[Data listing]
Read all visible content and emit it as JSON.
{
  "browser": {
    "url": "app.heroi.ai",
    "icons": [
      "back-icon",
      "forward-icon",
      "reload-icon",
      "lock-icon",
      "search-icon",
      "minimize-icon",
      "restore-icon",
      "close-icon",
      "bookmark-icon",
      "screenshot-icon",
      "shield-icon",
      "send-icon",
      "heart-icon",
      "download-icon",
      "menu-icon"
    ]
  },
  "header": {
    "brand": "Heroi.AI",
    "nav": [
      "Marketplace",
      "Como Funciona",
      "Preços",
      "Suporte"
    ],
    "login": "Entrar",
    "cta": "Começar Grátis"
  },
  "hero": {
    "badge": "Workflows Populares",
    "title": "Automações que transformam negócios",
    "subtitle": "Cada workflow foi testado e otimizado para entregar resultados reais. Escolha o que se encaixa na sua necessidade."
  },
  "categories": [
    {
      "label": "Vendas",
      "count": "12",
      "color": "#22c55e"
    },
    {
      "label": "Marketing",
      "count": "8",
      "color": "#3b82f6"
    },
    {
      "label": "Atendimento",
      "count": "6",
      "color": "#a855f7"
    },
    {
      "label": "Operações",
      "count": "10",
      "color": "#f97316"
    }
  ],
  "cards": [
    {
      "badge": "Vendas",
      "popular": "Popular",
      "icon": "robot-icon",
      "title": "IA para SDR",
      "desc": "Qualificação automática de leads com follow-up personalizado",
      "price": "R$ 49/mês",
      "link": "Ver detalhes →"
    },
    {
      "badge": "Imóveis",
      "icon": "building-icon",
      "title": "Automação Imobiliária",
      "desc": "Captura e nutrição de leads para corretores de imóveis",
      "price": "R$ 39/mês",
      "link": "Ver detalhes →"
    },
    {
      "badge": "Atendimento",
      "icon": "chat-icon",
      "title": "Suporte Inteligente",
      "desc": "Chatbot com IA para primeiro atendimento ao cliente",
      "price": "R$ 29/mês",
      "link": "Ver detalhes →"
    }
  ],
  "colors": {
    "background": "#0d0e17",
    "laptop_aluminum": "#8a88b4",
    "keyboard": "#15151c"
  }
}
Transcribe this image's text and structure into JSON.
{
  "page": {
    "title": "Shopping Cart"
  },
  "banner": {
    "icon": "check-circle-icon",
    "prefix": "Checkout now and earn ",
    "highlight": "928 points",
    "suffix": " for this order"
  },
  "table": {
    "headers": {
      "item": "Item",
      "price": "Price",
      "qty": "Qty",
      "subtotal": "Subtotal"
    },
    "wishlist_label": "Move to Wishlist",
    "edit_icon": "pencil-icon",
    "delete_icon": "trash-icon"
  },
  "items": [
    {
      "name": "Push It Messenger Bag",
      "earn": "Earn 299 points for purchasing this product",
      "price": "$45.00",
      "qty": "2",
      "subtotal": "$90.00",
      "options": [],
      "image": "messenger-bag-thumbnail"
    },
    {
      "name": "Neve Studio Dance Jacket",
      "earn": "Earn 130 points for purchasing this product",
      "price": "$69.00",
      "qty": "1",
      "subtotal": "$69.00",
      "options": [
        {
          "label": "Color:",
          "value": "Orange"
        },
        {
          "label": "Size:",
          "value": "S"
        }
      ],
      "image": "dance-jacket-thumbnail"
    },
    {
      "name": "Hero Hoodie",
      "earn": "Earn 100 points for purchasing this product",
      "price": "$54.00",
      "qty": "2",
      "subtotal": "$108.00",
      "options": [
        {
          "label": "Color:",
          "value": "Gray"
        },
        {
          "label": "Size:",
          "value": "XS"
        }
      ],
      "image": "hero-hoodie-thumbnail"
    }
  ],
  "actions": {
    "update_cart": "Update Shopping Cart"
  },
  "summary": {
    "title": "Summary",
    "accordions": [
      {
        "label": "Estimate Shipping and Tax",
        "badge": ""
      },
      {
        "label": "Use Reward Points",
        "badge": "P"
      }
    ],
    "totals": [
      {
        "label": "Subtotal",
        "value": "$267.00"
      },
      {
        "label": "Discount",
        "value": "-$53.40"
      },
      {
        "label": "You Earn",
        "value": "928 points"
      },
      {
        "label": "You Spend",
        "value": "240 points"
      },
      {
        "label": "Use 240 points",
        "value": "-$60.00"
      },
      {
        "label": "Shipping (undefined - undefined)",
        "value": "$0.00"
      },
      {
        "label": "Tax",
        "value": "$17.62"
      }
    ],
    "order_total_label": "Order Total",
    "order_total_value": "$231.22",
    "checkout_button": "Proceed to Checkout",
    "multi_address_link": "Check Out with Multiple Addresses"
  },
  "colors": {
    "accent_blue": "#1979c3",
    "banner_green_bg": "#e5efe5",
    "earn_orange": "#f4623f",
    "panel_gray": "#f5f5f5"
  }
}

■ PROBLEM REQUIREMENTS
Check each line above for the word "price" and copy the ones that have it.

■ THE RESPONSE
      "price": "R$ 49/mês",
      "price": "R$ 39/mês",
      "price": "R$ 29/mês",
      "price": "Price",
      "price": "$45.00",
      "price": "$69.00",
      "price": "$54.00",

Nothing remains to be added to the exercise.